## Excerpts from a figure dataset
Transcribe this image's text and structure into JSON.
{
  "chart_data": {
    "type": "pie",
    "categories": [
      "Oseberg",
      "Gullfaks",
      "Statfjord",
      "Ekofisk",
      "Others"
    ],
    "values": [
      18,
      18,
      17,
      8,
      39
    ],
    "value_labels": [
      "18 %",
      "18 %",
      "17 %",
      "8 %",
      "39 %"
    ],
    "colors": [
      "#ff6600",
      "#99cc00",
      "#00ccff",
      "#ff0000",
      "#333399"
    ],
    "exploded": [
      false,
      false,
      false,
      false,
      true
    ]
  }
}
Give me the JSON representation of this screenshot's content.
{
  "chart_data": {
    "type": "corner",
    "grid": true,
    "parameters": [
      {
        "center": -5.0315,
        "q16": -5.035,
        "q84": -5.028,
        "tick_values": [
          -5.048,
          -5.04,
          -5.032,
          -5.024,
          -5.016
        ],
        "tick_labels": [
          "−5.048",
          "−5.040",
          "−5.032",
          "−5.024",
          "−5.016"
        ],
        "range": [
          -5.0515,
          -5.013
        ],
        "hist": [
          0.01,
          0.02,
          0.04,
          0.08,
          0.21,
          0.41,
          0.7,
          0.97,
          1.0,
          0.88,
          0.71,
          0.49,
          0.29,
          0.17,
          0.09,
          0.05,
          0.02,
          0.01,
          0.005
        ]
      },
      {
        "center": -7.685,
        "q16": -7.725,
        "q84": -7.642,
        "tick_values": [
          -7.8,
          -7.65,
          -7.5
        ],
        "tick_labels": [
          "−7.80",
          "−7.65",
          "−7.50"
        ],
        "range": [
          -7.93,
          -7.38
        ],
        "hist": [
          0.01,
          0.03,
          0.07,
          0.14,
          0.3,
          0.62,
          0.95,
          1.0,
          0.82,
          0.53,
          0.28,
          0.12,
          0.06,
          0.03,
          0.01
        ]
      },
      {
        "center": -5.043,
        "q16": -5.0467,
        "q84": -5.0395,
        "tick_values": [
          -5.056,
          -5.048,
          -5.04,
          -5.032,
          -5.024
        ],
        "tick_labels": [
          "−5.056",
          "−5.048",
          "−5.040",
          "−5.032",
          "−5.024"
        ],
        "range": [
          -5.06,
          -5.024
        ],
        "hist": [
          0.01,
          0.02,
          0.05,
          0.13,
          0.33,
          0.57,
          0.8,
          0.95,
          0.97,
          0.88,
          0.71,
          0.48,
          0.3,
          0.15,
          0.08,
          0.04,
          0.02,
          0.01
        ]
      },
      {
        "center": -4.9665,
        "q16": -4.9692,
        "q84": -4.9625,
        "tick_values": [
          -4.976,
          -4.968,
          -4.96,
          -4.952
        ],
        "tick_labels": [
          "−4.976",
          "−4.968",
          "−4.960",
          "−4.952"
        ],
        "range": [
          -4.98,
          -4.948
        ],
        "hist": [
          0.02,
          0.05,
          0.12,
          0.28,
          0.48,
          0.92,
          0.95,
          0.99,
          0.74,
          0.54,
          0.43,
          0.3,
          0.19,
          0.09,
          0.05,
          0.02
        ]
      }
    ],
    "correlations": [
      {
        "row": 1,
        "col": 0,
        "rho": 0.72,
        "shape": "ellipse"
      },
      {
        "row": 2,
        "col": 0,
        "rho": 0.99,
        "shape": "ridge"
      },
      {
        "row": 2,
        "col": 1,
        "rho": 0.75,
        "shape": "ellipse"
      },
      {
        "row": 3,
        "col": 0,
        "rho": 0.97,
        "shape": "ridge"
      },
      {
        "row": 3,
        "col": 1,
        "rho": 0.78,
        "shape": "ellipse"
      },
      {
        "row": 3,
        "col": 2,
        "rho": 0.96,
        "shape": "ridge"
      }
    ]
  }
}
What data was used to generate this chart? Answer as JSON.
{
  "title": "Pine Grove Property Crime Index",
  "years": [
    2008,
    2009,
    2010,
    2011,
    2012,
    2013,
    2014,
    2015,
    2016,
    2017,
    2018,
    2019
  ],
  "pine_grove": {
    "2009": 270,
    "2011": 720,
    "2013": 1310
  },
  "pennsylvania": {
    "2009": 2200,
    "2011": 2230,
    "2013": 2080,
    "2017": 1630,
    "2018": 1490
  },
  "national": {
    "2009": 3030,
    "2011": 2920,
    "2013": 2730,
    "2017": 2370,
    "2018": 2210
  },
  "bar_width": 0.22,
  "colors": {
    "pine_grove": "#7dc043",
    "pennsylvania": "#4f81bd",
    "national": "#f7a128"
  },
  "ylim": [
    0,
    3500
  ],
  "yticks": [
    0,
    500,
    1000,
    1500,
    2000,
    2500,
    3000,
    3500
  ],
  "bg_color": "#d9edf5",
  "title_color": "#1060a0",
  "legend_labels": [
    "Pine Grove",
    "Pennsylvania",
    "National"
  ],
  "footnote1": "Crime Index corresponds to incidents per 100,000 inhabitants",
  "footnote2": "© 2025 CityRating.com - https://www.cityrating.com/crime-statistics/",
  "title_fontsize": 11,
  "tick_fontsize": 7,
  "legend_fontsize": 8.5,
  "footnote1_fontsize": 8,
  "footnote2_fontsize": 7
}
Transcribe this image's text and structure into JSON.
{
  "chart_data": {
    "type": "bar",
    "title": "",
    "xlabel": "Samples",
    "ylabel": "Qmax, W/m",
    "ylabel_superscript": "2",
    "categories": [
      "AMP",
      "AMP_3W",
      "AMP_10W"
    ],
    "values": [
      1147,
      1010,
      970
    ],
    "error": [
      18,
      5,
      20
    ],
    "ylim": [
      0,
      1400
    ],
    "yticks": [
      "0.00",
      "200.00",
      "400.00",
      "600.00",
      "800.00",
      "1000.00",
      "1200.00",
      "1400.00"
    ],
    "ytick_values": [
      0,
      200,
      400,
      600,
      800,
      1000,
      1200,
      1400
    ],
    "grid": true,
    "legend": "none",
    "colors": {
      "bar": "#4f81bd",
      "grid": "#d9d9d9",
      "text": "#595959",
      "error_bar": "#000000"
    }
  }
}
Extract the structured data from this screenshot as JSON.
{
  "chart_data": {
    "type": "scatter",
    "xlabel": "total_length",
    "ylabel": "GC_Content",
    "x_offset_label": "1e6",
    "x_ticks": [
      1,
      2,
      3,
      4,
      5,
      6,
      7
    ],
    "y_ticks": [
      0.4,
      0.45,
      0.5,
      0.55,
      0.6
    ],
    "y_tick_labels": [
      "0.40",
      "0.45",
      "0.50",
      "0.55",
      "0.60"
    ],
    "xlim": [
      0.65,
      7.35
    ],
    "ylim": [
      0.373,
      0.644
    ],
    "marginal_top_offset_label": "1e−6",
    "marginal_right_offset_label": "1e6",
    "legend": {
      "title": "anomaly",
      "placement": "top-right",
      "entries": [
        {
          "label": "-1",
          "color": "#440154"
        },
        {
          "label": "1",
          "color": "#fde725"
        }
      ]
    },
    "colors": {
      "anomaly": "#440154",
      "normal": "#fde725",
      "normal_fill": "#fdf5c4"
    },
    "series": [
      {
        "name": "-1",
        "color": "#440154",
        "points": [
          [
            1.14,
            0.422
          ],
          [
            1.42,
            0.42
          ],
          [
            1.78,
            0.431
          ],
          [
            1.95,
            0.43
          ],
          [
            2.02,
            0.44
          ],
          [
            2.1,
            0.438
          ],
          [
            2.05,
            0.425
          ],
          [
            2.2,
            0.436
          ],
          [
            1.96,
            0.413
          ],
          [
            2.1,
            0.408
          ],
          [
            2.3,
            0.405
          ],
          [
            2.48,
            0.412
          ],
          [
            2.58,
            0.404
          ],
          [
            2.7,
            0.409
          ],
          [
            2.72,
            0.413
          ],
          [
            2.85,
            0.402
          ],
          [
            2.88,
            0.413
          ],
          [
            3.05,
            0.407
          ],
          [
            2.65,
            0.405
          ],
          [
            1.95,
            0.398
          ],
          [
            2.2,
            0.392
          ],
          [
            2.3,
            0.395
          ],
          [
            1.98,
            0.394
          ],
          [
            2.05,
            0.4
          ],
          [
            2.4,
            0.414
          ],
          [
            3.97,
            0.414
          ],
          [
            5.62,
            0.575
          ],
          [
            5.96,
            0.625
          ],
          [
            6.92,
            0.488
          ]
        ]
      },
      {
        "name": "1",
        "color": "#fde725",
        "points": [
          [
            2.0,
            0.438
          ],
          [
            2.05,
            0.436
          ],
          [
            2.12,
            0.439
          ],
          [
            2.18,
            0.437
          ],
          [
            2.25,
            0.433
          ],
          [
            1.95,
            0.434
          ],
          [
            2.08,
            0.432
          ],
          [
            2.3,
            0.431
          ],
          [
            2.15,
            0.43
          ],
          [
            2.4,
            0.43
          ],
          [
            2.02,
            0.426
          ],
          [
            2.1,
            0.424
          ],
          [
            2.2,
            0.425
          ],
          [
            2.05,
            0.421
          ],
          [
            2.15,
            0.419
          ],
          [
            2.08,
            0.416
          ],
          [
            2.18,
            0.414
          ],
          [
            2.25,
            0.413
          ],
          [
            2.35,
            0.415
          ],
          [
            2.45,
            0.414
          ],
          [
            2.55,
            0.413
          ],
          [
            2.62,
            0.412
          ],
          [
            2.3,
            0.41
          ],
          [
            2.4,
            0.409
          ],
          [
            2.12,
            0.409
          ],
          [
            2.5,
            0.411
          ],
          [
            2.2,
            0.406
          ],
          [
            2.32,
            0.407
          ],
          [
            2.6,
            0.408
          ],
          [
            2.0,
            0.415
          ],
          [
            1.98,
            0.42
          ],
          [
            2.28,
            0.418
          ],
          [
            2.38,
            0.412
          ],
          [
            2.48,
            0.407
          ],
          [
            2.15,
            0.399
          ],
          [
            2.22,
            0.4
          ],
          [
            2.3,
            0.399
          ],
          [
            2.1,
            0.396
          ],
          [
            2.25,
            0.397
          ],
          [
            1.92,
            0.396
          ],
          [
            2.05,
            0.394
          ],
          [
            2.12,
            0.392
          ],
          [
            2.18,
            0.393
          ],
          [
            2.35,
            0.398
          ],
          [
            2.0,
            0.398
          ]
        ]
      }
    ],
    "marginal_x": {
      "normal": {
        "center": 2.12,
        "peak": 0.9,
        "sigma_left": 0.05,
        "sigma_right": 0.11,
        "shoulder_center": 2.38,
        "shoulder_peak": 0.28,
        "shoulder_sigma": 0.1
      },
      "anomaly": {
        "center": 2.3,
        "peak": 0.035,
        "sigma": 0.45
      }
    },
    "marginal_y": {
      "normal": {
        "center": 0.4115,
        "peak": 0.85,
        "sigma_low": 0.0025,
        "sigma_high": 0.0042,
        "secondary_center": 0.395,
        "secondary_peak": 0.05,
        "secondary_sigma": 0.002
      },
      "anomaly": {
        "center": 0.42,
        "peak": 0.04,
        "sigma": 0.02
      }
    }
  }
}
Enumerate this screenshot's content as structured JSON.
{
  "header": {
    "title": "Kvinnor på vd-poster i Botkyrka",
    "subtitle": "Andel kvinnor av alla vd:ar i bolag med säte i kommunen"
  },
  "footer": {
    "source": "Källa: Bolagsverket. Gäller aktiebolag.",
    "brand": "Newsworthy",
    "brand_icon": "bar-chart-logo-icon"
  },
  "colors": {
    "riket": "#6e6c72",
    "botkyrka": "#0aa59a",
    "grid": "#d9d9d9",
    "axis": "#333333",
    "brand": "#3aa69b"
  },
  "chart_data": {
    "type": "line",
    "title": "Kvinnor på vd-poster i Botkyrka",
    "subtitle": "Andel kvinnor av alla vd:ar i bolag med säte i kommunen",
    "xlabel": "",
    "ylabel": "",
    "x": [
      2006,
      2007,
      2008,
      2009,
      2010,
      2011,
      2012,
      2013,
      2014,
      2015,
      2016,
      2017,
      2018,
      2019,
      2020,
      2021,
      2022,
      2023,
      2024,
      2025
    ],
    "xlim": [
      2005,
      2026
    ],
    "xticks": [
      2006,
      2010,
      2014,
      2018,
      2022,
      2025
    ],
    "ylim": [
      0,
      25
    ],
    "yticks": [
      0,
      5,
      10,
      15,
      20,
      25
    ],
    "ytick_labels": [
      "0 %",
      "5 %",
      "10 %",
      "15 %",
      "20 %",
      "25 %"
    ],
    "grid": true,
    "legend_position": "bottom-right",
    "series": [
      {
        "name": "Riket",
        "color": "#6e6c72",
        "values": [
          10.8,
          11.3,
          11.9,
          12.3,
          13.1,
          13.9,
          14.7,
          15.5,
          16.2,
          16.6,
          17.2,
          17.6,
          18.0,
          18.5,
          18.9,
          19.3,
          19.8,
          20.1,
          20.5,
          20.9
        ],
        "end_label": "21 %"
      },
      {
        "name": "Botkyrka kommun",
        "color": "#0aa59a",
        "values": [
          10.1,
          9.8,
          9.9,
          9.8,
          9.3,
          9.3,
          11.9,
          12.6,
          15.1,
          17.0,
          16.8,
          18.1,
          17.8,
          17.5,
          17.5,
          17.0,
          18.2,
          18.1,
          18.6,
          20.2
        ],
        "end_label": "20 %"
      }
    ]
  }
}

## Set problem
Look through the records and count each line that holds "anomaly". Write only the total.

## Result
4